# Start of Records to use
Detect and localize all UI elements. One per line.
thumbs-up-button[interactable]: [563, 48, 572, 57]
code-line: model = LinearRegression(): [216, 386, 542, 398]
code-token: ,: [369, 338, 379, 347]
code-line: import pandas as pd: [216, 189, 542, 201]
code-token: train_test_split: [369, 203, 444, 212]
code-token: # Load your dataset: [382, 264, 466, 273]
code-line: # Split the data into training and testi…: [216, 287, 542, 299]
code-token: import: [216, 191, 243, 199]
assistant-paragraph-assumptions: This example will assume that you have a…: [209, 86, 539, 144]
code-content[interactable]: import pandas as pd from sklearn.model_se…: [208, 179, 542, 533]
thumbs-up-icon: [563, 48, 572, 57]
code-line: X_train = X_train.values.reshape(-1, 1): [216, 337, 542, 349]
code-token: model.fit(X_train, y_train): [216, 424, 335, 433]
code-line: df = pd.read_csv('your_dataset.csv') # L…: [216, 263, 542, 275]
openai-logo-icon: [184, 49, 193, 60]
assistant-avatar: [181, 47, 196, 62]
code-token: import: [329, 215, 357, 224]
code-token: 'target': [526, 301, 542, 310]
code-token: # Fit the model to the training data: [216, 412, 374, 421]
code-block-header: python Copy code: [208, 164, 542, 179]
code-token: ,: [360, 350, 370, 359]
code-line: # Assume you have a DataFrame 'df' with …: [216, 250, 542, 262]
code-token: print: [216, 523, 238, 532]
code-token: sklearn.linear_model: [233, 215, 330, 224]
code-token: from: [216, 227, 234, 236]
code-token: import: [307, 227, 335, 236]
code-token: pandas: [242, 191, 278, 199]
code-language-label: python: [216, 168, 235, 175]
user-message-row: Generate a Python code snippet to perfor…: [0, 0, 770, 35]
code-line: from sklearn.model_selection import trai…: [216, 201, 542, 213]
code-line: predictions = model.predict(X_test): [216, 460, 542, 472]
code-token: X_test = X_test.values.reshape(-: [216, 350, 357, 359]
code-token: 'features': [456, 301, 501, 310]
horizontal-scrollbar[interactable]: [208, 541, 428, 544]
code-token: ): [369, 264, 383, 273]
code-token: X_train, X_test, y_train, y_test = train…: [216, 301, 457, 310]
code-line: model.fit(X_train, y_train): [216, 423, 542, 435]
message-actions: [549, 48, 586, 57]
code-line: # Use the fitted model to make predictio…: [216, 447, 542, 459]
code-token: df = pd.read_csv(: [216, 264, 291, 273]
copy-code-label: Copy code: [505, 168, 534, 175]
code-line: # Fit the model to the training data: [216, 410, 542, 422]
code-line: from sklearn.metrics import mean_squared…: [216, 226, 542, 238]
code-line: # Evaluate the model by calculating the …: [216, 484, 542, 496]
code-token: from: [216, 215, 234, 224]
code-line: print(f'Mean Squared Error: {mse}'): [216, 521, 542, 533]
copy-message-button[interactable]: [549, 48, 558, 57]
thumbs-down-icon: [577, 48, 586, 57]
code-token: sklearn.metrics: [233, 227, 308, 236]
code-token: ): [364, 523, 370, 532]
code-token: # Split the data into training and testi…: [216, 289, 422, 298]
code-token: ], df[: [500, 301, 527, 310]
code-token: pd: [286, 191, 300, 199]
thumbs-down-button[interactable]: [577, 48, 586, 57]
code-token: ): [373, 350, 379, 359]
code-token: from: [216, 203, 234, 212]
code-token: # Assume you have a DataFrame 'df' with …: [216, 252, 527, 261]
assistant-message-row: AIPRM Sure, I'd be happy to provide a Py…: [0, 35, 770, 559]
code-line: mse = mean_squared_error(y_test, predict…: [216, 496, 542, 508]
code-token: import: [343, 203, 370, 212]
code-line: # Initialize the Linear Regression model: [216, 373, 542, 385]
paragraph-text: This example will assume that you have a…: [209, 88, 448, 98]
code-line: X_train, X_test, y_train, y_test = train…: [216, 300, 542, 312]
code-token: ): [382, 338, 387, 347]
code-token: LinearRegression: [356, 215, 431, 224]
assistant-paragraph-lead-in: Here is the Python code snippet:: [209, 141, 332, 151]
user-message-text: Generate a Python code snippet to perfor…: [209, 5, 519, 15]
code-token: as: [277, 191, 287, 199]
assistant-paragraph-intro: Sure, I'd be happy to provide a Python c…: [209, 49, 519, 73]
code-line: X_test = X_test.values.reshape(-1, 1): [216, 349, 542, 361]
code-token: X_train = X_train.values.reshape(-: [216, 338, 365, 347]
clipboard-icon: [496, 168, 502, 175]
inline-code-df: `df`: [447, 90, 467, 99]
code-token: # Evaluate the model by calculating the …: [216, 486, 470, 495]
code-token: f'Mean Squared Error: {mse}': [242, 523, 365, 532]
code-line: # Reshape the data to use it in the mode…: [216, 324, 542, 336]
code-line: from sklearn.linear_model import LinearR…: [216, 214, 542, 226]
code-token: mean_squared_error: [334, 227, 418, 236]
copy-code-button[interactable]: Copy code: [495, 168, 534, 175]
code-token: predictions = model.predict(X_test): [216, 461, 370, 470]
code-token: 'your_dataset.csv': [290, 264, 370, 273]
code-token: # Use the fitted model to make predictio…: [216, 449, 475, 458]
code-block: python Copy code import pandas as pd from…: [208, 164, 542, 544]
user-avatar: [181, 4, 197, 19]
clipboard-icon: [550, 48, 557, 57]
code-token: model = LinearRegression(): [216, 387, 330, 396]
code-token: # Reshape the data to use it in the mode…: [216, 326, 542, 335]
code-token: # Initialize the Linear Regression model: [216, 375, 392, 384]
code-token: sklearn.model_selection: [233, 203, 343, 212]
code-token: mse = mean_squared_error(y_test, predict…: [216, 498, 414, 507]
# End of Records to use
## Your instructions
Rewrite every line of the items above as a Markdown table with two columns, Row and Line. Number each row and leave out blank lines.

## Written answer
| Row | Line |
|---|---|
| 1 | Detect and localize all UI elements. One per line. |
| 2 | thumbs-up-button[interactable]: [563, 48, 572, 57] |
| 3 | code-line: model = LinearRegression(): [216, 386, 542, 398] |
| 4 | code-token: ,: [369, 338, 379, 347] |
| 5 | code-line: import pandas as pd: [216, 189, 542, 201] |
| 6 | code-token: train_test_split: [369, 203, 444, 212] |
| 7 | code-token: # Load your dataset: [382, 264, 466, 273] |
| 8 | code-line: # Split the data into training and testi…: [216, 287, 542, 299] |
| 9 | code-token: import: [216, 191, 243, 199] |
| 10 | assistant-paragraph-assumptions: This example will assume that you have a…: [209, 86, 539, 144] |
| 11 | code-content[interactable]: import pandas as pd from sklearn.model_se…: [208, 179, 542, 533] |
| 12 | thumbs-up-icon: [563, 48, 572, 57] |
| 13 | code-line: X_train = X_train.values.reshape(-1, 1): [216, 337, 542, 349] |
| 14 | code-token: model.fit(X_train, y_train): [216, 424, 335, 433] |
| 15 | code-line: df = pd.read_csv('your_dataset.csv') # L…: [216, 263, 542, 275] |
| 16 | openai-logo-icon: [184, 49, 193, 60] |
| 17 | assistant-avatar: [181, 47, 196, 62] |
| 18 | code-token: import: [329, 215, 357, 224] |
| 19 | code-token: 'target': [526, 301, 542, 310] |
| 20 | code-token: # Fit the model to the training data: [216, 412, 374, 421] |
| 21 | code-block-header: python Copy code: [208, 164, 542, 179] |
| 22 | code-token: ,: [360, 350, 370, 359] |
| 23 | code-line: # Assume you have a DataFrame 'df' with …: [216, 250, 542, 262] |
| 24 | code-token: print: [216, 523, 238, 532] |
| 25 | code-token: sklearn.linear_model: [233, 215, 330, 224] |
| 26 | code-token: from: [216, 227, 234, 236] |
| 27 | code-token: import: [307, 227, 335, 236] |
| 28 | code-token: pandas: [242, 191, 278, 199] |
| 29 | code-language-label: python: [216, 168, 235, 175] |
| 30 | user-message-row: Generate a Python code snippet to perfor…: [0, 0, 770, 35] |
| 31 | code-line: from sklearn.model_selection import trai…: [216, 201, 542, 213] |
| 32 | code-line: predictions = model.predict(X_test): [216, 460, 542, 472] |
| 33 | code-token: X_test = X_test.values.reshape(-: [216, 350, 357, 359] |
| 34 | code-token: 'features': [456, 301, 501, 310] |
| 35 | horizontal-scrollbar[interactable]: [208, 541, 428, 544] |
| 36 | code-token: ): [369, 264, 383, 273] |
| 37 | code-token: X_train, X_test, y_train, y_test = train…: [216, 301, 457, 310] |
| 38 | code-line: model.fit(X_train, y_train): [216, 423, 542, 435] |
| 39 | message-actions: [549, 48, 586, 57] |
| 40 | code-line: # Use the fitted model to make predictio…: [216, 447, 542, 459] |
| 41 | code-token: df = pd.read_csv(: [216, 264, 291, 273] |
| 42 | copy-code-label: Copy code: [505, 168, 534, 175] |
| 43 | code-line: # Fit the model to the training data: [216, 410, 542, 422] |
| 44 | code-line: from sklearn.metrics import mean_squared…: [216, 226, 542, 238] |
| 45 | code-line: # Evaluate the model by calculating the …: [216, 484, 542, 496] |
| 46 | code-token: from: [216, 215, 234, 224] |
| 47 | code-line: print(f'Mean Squared Error: {mse}'): [216, 521, 542, 533] |
| 48 | copy-message-button[interactable]: [549, 48, 558, 57] |
| 49 | thumbs-down-icon: [577, 48, 586, 57] |
| 50 | code-token: sklearn.metrics: [233, 227, 308, 236] |
| 51 | code-token: ): [364, 523, 370, 532] |
| 52 | code-token: # Split the data into training and testi…: [216, 289, 422, 298] |
| 53 | code-token: ], df[: [500, 301, 527, 310] |
| 54 | code-token: pd: [286, 191, 300, 199] |
| 55 | thumbs-down-button[interactable]: [577, 48, 586, 57] |
| 56 | code-token: ): [373, 350, 379, 359] |
| 57 | code-token: from: [216, 203, 234, 212] |
| 58 | code-token: # Assume you have a DataFrame 'df' with …: [216, 252, 527, 261] |
| 59 | assistant-message-row: AIPRM Sure, I'd be happy to provide a Py…: [0, 35, 770, 559] |
| 60 | code-line: mse = mean_squared_error(y_test, predict…: [216, 496, 542, 508] |
| 61 | code-token: import: [343, 203, 370, 212] |
| 62 | code-line: # Initialize the Linear Regression model: [216, 373, 542, 385] |
| 63 | paragraph-text: This example will assume that you have a…: [209, 88, 448, 98] |
| 64 | code-line: X_train, X_test, y_train, y_test = train…: [216, 300, 542, 312] |
| 65 | code-token: ): [382, 338, 387, 347] |
| 66 | code-token: LinearRegression: [356, 215, 431, 224] |
| 67 | assistant-paragraph-lead-in: Here is the Python code snippet:: [209, 141, 332, 151] |
| 68 | user-message-text: Generate a Python code snippet to perfor…: [209, 5, 519, 15] |
| 69 | code-token: as: [277, 191, 287, 199] |
| 70 | assistant-paragraph-intro: Sure, I'd be happy to provide a Python c…: [209, 49, 519, 73] |
| 71 | code-line: X_test = X_test.values.reshape(-1, 1): [216, 349, 542, 361] |
| 72 | code-token: X_train = X_train.values.reshape(-: [216, 338, 365, 347] |
| 73 | clipboard-icon: [496, 168, 502, 175] |
| 74 | inline-code-df: `df`: [447, 90, 467, 99] |
| 75 | code-token: # Evaluate the model by calculating the …: [216, 486, 470, 495] |
| 76 | code-token: f'Mean Squared Error: {mse}': [242, 523, 365, 532] |
| 77 | code-line: # Reshape the data to use it in the mode…: [216, 324, 542, 336] |
| 78 | code-line: from sklearn.linear_model import LinearR…: [216, 214, 542, 226] |
| 79 | code-token: mean_squared_error: [334, 227, 418, 236] |
| 80 | copy-code-button[interactable]: Copy code: [495, 168, 534, 175] |
| 81 | code-token: predictions = model.predict(X_test): [216, 461, 370, 470] |
| 82 | code-token: 'your_dataset.csv': [290, 264, 370, 273] |
| 83 | code-token: # Use the fitted model to make predictio…: [216, 449, 475, 458] |
| 84 | code-block: python Copy code import pandas as pd from…: [208, 164, 542, 544] |
| 85 | user-avatar: [181, 4, 197, 19] |
| 86 | clipboard-icon: [550, 48, 557, 57] |
| 87 | code-token: model = LinearRegression(): [216, 387, 330, 396] |
| 88 | code-token: # Reshape the data to use it in the mode…: [216, 326, 542, 335] |
| 89 | code-token: # Initialize the Linear Regression model: [216, 375, 392, 384] |
| 90 | code-token: sklearn.model_selection: [233, 203, 343, 212] |
| 91 | code-token: mse = mean_squared_error(y_test, predict…: [216, 498, 414, 507] |